--- START ---

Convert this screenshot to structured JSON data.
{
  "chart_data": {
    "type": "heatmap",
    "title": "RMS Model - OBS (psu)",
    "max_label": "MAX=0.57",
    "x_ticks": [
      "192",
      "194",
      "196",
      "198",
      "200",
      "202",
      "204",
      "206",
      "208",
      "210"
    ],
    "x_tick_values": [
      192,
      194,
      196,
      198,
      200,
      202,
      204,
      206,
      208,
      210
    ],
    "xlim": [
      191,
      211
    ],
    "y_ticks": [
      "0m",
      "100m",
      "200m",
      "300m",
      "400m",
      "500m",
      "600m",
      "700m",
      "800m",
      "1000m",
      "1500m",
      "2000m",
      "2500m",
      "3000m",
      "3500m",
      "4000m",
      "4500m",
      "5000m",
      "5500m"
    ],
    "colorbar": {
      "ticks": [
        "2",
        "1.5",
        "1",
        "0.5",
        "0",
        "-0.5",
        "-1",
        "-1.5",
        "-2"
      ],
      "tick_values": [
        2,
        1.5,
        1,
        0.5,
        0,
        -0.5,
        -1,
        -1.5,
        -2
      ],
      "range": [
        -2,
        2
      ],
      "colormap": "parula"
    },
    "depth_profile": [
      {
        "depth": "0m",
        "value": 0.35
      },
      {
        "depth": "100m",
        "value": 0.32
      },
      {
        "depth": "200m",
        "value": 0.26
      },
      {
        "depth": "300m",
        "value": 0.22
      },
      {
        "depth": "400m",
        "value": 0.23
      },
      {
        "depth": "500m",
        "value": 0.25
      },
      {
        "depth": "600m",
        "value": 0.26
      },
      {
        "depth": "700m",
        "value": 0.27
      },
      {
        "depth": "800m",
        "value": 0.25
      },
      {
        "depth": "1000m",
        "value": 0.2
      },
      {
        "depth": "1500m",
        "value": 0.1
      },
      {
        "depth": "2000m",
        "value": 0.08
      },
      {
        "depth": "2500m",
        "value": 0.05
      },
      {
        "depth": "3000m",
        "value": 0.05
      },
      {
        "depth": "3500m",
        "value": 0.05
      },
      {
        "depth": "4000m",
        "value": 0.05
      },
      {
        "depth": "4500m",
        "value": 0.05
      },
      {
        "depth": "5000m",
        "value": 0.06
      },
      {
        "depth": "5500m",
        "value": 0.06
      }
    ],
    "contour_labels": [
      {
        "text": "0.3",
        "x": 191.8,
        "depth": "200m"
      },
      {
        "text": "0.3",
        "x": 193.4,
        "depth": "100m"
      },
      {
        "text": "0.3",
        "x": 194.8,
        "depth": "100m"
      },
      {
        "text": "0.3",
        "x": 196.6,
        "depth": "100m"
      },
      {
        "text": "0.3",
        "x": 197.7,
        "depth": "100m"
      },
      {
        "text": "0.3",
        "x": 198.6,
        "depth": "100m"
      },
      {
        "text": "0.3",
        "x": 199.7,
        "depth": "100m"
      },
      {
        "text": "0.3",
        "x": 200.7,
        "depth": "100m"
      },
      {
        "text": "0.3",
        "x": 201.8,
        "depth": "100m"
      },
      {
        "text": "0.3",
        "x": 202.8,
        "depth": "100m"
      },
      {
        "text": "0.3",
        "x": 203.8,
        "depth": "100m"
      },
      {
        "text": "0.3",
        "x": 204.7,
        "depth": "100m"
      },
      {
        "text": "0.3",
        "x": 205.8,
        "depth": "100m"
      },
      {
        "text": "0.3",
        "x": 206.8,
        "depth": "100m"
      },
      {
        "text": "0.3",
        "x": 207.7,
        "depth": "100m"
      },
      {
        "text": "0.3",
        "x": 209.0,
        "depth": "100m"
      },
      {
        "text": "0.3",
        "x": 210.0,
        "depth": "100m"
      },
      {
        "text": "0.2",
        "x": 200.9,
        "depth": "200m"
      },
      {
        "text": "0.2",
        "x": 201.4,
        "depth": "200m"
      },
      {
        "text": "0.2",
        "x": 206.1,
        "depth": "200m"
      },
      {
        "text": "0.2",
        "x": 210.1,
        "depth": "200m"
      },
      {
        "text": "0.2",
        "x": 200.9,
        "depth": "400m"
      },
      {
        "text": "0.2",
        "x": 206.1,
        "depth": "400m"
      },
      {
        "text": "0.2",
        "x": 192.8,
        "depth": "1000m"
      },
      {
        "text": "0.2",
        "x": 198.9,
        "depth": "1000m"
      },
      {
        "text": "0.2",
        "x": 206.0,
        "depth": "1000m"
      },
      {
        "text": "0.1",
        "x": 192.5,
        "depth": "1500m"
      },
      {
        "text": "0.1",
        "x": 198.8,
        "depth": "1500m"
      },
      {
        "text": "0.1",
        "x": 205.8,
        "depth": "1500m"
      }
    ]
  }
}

--- END ---

### WHAT IS BEING ASKED
Each entry above needs to be retyped exactly.

### OUTPUT OF THE TASK
Convert this screenshot to structured JSON data.
{
  "chart_data": {
    "type": "heatmap",
    "title": "RMS Model - OBS (psu)",
    "max_label": "MAX=0.57",
    "x_ticks": [
      "192",
      "194",
      "196",
      "198",
      "200",
      "202",
      "204",
      "206",
      "208",
      "210"
    ],
    "x_tick_values": [
      192,
      194,
      196,
      198,
      200,
      202,
      204,
      206,
      208,
      210
    ],
    "xlim": [
      191,
      211
    ],
    "y_ticks": [
      "0m",
      "100m",
      "200m",
      "300m",
      "400m",
      "500m",
      "600m",
      "700m",
      "800m",
      "1000m",
      "1500m",
      "2000m",
      "2500m",
      "3000m",
      "3500m",
      "4000m",
      "4500m",
      "5000m",
      "5500m"
    ],
    "colorbar": {
      "ticks": [
        "2",
        "1.5",
        "1",
        "0.5",
        "0",
        "-0.5",
        "-1",
        "-1.5",
        "-2"
      ],
      "tick_values": [
        2,
        1.5,
        1,
        0.5,
        0,
        -0.5,
        -1,
        -1.5,
        -2
      ],
      "range": [
        -2,
        2
      ],
      "colormap": "parula"
    },
    "depth_profile": [
      {
        "depth": "0m",
        "value": 0.35
      },
      {
        "depth": "100m",
        "value": 0.32
      },
      {
        "depth": "200m",
        "value": 0.26
      },
      {
        "depth": "300m",
        "value": 0.22
      },
      {
        "depth": "400m",
        "value": 0.23
      },
      {
        "depth": "500m",
        "value": 0.25
      },
      {
        "depth": "600m",
        "value": 0.26
      },
      {
        "depth": "700m",
        "value": 0.27
      },
      {
        "depth": "800m",
        "value": 0.25
      },
      {
        "depth": "1000m",
        "value": 0.2
      },
      {
        "depth": "1500m",
        "value": 0.1
      },
      {
        "depth": "2000m",
        "value": 0.08
      },
      {
        "depth": "2500m",
        "value": 0.05
      },
      {
        "depth": "3000m",
        "value": 0.05
      },
      {
        "depth": "3500m",
        "value": 0.05
      },
      {
        "depth": "4000m",
        "value": 0.05
      },
      {
        "depth": "4500m",
        "value": 0.05
      },
      {
        "depth": "5000m",
        "value": 0.06
      },
      {
        "depth": "5500m",
        "value": 0.06
      }
    ],
    "contour_labels": [
      {
        "text": "0.3",
        "x": 191.8,
        "depth": "200m"
      },
      {
        "text": "0.3",
        "x": 193.4,
        "depth": "100m"
      },
      {
        "text": "0.3",
        "x": 194.8,
        "depth": "100m"
      },
      {
        "text": "0.3",
        "x": 196.6,
        "depth": "100m"
      },
      {
        "text": "0.3",
        "x": 197.7,
        "depth": "100m"
      },
      {
        "text": "0.3",
        "x": 198.6,
        "depth": "100m"
      },
      {
        "text": "0.3",
        "x": 199.7,
        "depth": "100m"
      },
      {
        "text": "0.3",
        "x": 200.7,
        "depth": "100m"
      },
      {
        "text": "0.3",
        "x": 201.8,
        "depth": "100m"
      },
      {
        "text": "0.3",
        "x": 202.8,
        "depth": "100m"
      },
      {
        "text": "0.3",
        "x": 203.8,
        "depth": "100m"
      },
      {
        "text": "0.3",
        "x": 204.7,
        "depth": "100m"
      },
      {
        "text": "0.3",
        "x": 205.8,
        "depth": "100m"
      },
      {
        "text": "0.3",
        "x": 206.8,
        "depth": "100m"
      },
      {
        "text": "0.3",
        "x": 207.7,
        "depth": "100m"
      },
      {
        "text": "0.3",
        "x": 209.0,
        "depth": "100m"
      },
      {
        "text": "0.3",
        "x": 210.0,
        "depth": "100m"
      },
      {
        "text": "0.2",
        "x": 200.9,
        "depth": "200m"
      },
      {
        "text": "0.2",
        "x": 201.4,
        "depth": "200m"
      },
      {
        "text": "0.2",
        "x": 206.1,
        "depth": "200m"
      },
      {
        "text": "0.2",
        "x": 210.1,
        "depth": "200m"
      },
      {
        "text": "0.2",
        "x": 200.9,
        "depth": "400m"
      },
      {
        "text": "0.2",
        "x": 206.1,
        "depth": "400m"
      },
      {
        "text": "0.2",
        "x": 192.8,
        "depth": "1000m"
      },
      {
        "text": "0.2",
        "x": 198.9,
        "depth": "1000m"
      },
      {
        "text": "0.2",
        "x": 206.0,
        "depth": "1000m"
      },
      {
        "text": "0.1",
        "x": 192.5,
        "depth": "1500m"
      },
      {
        "text": "0.1",
        "x": 198.8,
        "depth": "1500m"
      },
      {
        "text": "0.1",
        "x": 205.8,
        "depth": "1500m"
      }
    ]
  }
}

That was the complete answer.